*Entries supplied*.
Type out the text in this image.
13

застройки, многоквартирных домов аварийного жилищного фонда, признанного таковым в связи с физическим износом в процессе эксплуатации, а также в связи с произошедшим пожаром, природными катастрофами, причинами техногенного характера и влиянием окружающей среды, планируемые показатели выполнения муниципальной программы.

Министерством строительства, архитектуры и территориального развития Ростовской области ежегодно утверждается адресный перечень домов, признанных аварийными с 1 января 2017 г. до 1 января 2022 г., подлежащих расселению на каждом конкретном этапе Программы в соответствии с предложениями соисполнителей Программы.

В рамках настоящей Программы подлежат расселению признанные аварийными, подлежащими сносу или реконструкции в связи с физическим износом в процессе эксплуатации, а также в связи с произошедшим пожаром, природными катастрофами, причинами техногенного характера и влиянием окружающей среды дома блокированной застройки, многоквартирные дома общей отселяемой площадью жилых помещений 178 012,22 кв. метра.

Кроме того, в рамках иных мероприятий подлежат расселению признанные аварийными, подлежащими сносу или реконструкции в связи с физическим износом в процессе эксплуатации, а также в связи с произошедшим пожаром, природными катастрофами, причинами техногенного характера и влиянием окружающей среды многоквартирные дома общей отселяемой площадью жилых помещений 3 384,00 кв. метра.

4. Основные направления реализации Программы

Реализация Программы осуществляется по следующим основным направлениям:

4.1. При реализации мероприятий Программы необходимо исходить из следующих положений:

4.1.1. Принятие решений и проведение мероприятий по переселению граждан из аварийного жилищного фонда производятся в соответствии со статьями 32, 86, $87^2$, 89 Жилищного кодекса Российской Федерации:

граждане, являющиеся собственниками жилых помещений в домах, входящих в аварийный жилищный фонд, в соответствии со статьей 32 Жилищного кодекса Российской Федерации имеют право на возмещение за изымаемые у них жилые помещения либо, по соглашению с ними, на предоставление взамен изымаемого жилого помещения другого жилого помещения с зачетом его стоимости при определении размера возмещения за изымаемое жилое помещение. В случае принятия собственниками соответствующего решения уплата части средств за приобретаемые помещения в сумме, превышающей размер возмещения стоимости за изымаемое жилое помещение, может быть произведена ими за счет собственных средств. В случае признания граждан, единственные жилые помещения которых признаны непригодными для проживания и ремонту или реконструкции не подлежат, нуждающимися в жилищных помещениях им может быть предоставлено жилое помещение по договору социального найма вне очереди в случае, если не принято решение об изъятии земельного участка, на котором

*What this task involves*.
Copy out each line of the data containing the string "реализации".

*Exercise response*.
4. Основные направления реализации Программы
4.1. При реализации мероприятий Программы необходимо исходить из следующих положений:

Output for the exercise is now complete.